→ TEXT BLOCK
----

8. It is necessary to analyse the various elements to be taken into consideration for distinguishing two types of cases, namely, a transaction which may be called a sale for export and which is a sale in the course of export.
A sale can be said to occasion an export only if the following conditions are fulfilled :-(1) There is common intention of both the seller and the buyer to export; (2) There is an obligation to export; (3) There is an actual export. This obligation to export may arise either from statute or contract between the parties or from mutual understanding or agreement between them and even from the nature of the transaction which links the sale to the export. The bond between the sale and the export would be such which cannot be destroyed except without a breach of the obligation. These principles have been clearly explained in the majority judgment of Shah, J., in B.G.N. Plantations etc. v. Sales Tax Officer A.I.R. 1964 S.C. 1752. In paragraph 8, a masterly exposition of the law has been given. Their Lordships observed thus :
In general where the sale is effected by the seller and he is not connected with the export which actually takes place, it is a sale for export. Where the export is the result of sale, the export being inextricably linked up with the sale so that the bond cannot be dissociated without a breach of the obligation arising by statute, contract or mutual understanding between the parties arising from the nature of the transaction, the sale is in the course of export.

----

→ GIVEN MATERIAL
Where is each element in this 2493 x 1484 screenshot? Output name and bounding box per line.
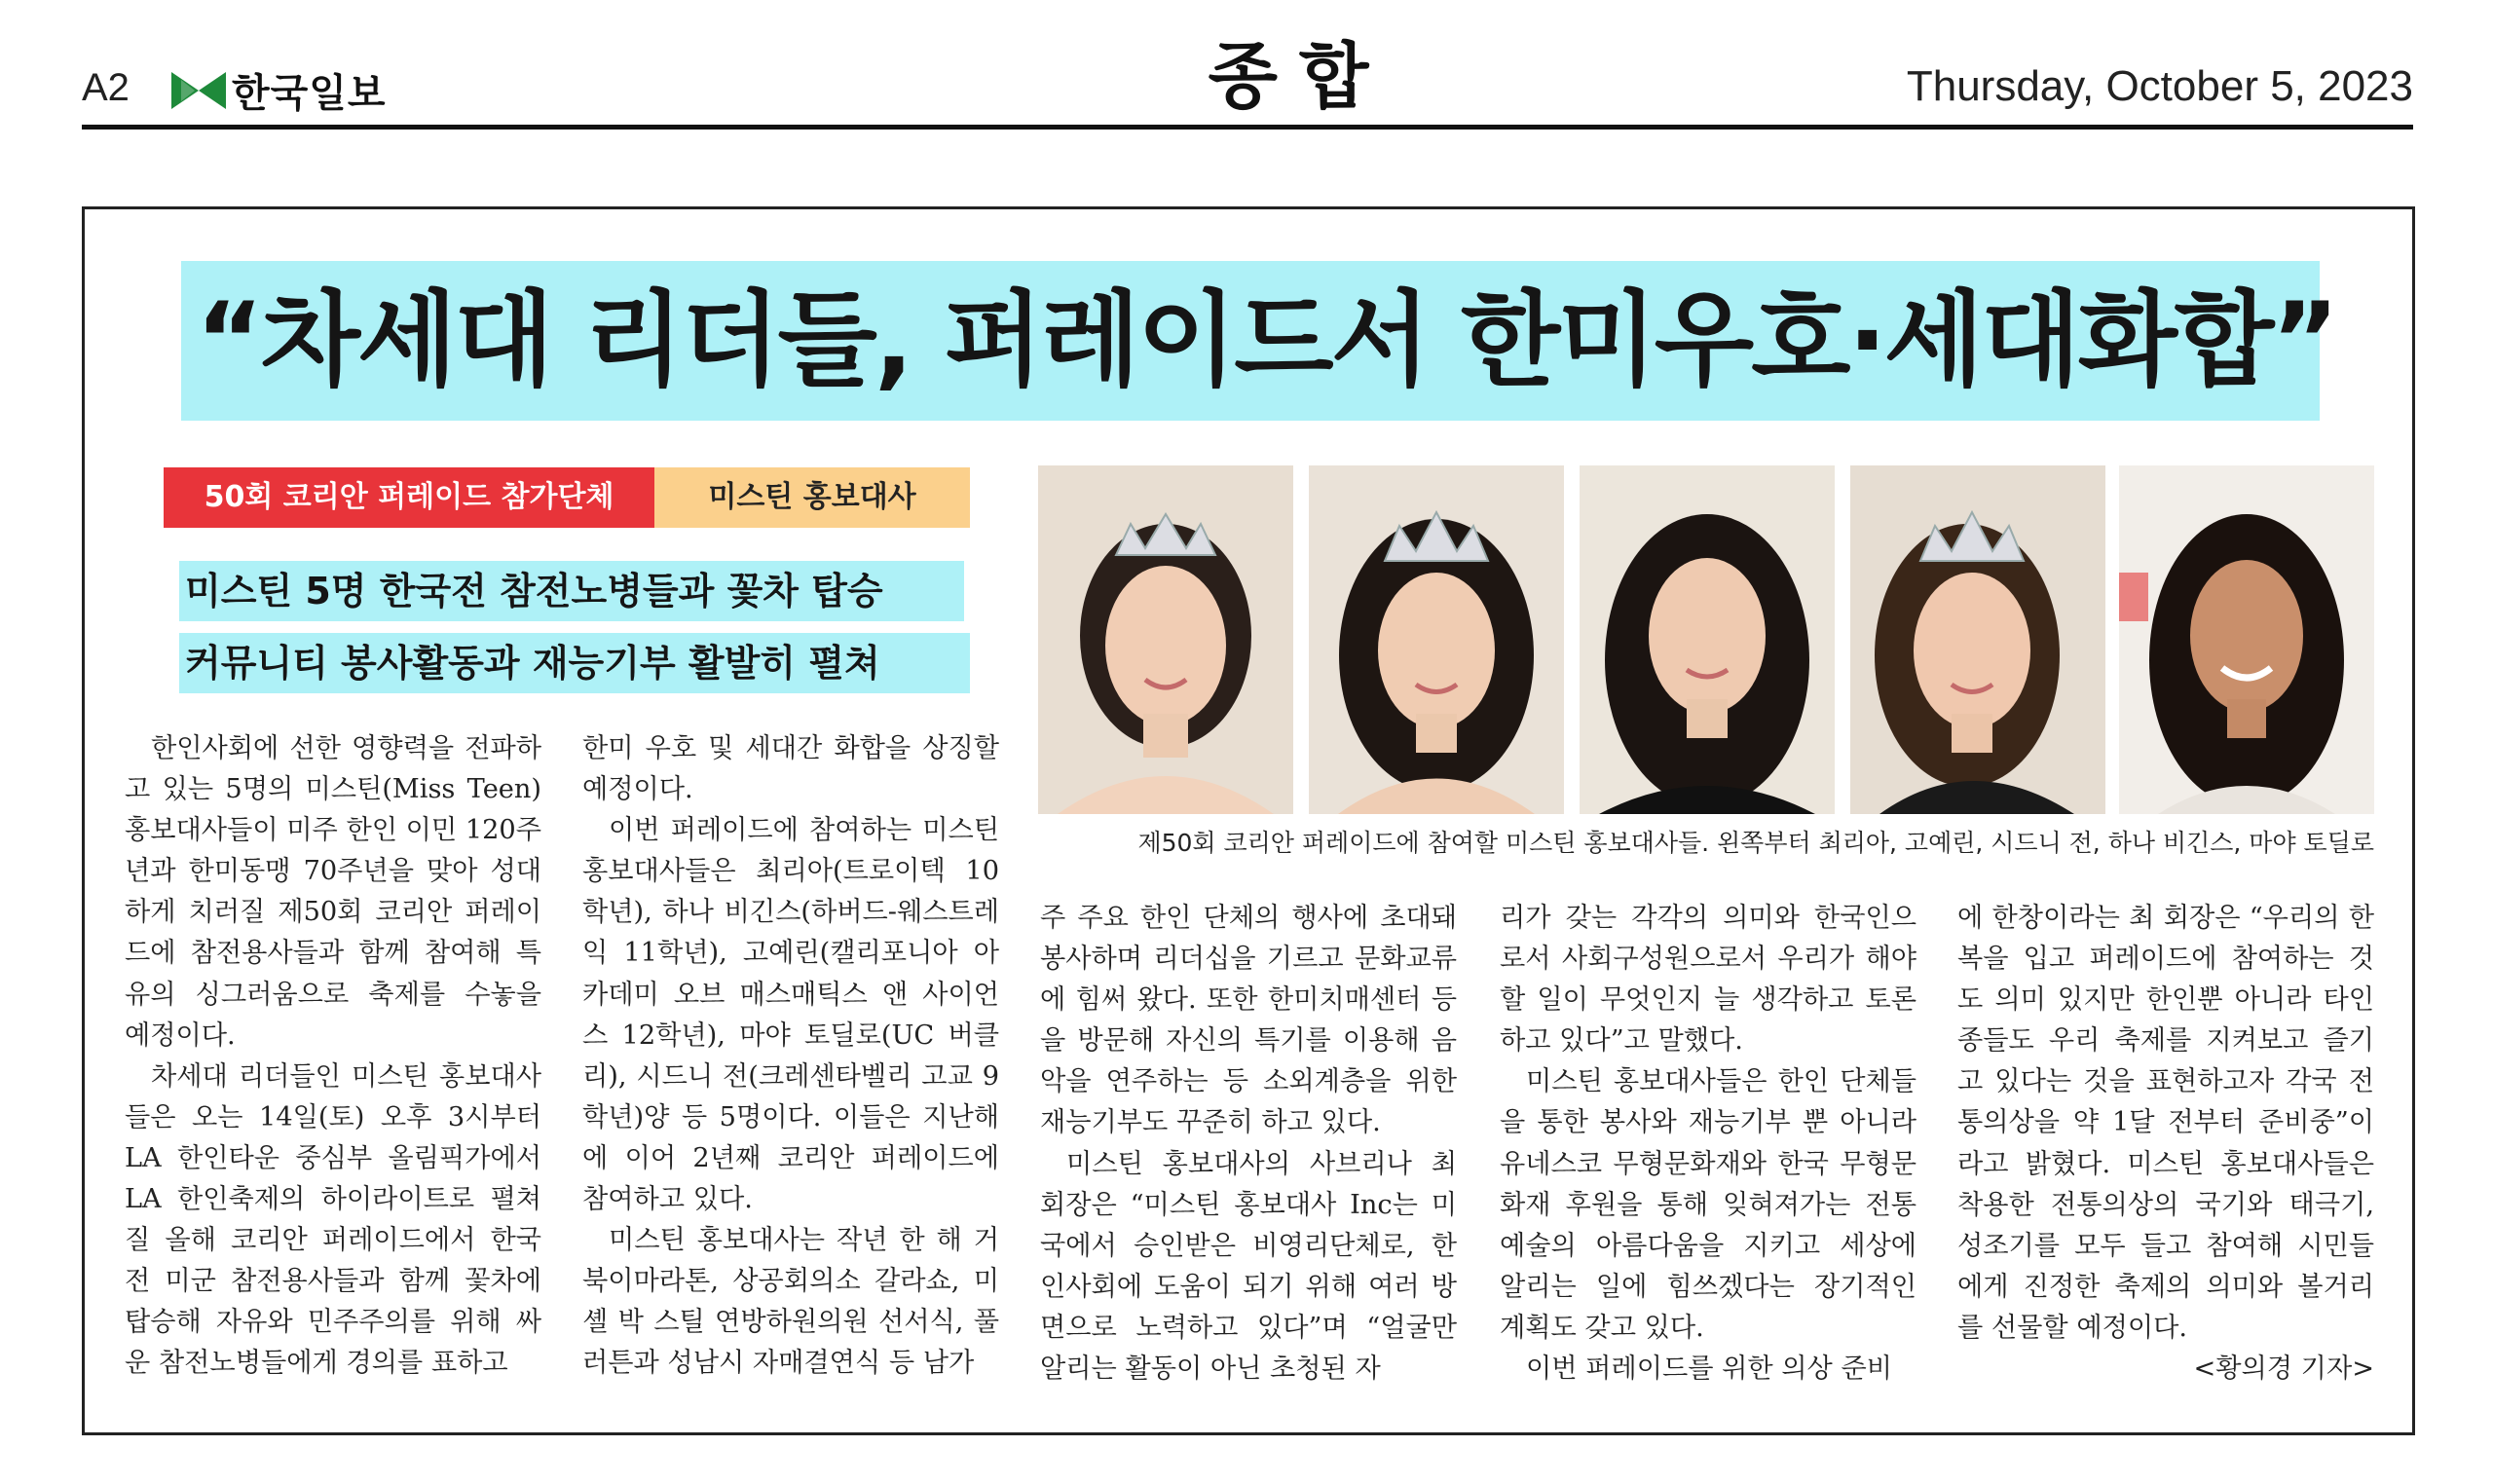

----

→ EXERCISE INSTRUCTIONS
A. Do these statements agree with the export-sale text? Answer yes or no for each, and quote the deciding words.
(i) A sale can occasion an export only if an actual export takes place.
(ii) The obligation to export can arise only from statute.
(iii) When the seller has no connection with the export that takes place, the sale is in the course of export.
B. Please rewrite the paragraph of the export-sale text that begins "A sale can be said to occasion an export" as a short list, keeping its main facts.
C. Output the export-sale text from "8. It is necessary" to "sale in the course of export.", word for word.
The material placed after the export-sale text is separate from it.

→ WRITTEN ANSWERS
A.
(i) Yes: "(3) There is an actual export."
(ii) No: "This obligation to export may arise either from statute or contract between the parties or from mutual understanding or agreement between them and even from the nature of the transaction which links the sale to the export."
(iii) No: "In general where the sale is effected by the seller and he is not connected with the export which actually takes place, it is a sale for export."

B.
- A sale occasions an export only if three conditions are met:
  - Both seller and buyer intend to export.
  - There is an obligation to export.
  - An actual export takes place.
- The obligation may come from statute, from a contract between the parties, from their mutual understanding or agreement, or from the nature of the transaction linking the sale to the export.
- The bond between sale and export cannot be broken without a breach of that obligation.
- Shah, J., explained these principles in the majority judgment in B.G.N. Plantations etc. v. Sales Tax Officer A.I.R. 1964 S.C. 1752, with a masterly exposition of the law in paragraph 8.

C.
8. It is necessary to analyse the various elements to be taken into consideration for distinguishing two types of cases, namely, a transaction which may be called a sale for export and which is a sale in the course of export.